## [選んだ文章]

================

所だけこの花の群つて咲くところのあるのを偶然見つけて、毎年それを見に行つたものだが、今でも咲くかどうかと、ふといま思ひ出された。東京の近郊にはこの花は少なかつた。相模野には非常に多い。

 蝦夷菊、これは畑の花だが、東京近郊には頻りに作らるゝ。厭味の花と見ればそれ、それを忘れてぼんやり見てをればこれまた秋のはじめのものである。手にとつては駄目、畑のまゝで見るべきである。
   ひしひしと植ゑつめられし蝦夷菊の花ところどころ咲きほころべり
   蝦夷菊の花畑のくろにかいかがみ美しみ見ればみな揺れてをる
   蝦夷菊の花をいやしと言ふもいはぬも眼のかぎりなるえぞ菊の花

 彼岸花も水辺に多いが、みぞ萩もまたさうである。眼につかぬ花で、見てをればいかにも可憐である。

================

## [渡された記録]
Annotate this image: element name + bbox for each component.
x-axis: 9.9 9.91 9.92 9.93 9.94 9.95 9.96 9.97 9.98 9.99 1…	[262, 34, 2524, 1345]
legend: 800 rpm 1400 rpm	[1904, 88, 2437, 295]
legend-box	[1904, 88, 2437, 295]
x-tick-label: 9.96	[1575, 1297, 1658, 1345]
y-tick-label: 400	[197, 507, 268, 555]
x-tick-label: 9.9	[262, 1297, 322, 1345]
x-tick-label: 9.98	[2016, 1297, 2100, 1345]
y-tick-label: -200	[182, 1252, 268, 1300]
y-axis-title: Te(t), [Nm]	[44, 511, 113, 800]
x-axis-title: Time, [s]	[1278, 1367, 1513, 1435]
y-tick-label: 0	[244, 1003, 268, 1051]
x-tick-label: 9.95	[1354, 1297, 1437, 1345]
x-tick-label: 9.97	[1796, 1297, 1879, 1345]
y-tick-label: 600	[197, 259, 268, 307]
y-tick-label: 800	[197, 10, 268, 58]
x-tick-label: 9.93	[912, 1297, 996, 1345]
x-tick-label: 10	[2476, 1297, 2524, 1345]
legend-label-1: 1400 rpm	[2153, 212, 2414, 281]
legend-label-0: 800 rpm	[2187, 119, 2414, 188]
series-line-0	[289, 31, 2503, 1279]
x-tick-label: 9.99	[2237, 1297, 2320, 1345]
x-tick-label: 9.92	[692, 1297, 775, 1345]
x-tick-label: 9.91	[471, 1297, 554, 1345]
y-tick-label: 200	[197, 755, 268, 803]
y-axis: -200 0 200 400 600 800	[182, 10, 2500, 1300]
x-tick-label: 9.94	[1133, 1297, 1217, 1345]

================

## [やること]
• A. 秋の花についての文章に名前が出てくる花を全部あげてください。
• B. 秋の花についての文章の続きを、最後の文のあとから書き進めてください。

## [この問題の答え]
• A. 蝦夷菊(えぞ菊)、彼岸花、みぞ萩

• B.
   このあたり風のつめたき山かげに咲きてあざやけきみぞ萩の花
 この花は、幼いころの記憶からか、私によく旧のお盆を思ひ出させる。続いては小さい紅色をして空に浮んでをる精霊蜻蛉《しやうりやうとんぼ》が思ひ出されて来る。
   みぞ萩の花さく溝の草むらに寄せて迎火たく子等のをり

 蝦夷菊は畑の花、それを野原に移した様な松虫草がある。
 寒国の花と見え、この近在でも見かけるには見かけるが、信州あたりのゝ方が遥かに色がいゝ。むらさき色の花である。
 桔梗も山国の方がいゝ様だ。

 おなじく山国の花に、竜胆《りんだう》がある。春竜胆もあるが、秋がほんたうの竜胆らしくていゝ。
 これは秋も末、冬のはじめの日向などに落葉に茎を埋められて咲いてゐるのが、ほんたうにいい。濃紫にいくらか藍のまじつたといふ様な深い色、それはどうしても落葉の早い山国でなくては見られない。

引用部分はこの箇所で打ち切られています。